The task ::
Consider the data that follows and state how many lines contain the string "Dankbarkeit", using the number alone.

** Start of Provided records **

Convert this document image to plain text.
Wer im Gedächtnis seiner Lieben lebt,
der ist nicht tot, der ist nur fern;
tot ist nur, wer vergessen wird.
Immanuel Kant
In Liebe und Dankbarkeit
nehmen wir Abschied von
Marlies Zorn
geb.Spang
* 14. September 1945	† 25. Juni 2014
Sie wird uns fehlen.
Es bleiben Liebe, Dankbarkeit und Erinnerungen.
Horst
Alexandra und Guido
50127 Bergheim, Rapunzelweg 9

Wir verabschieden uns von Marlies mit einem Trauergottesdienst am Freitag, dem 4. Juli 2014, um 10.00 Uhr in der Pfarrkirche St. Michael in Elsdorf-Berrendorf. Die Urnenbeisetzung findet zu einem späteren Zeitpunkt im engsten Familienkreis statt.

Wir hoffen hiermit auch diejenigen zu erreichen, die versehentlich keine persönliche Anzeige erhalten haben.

** End of Provided records **

Response to the exercise ::
2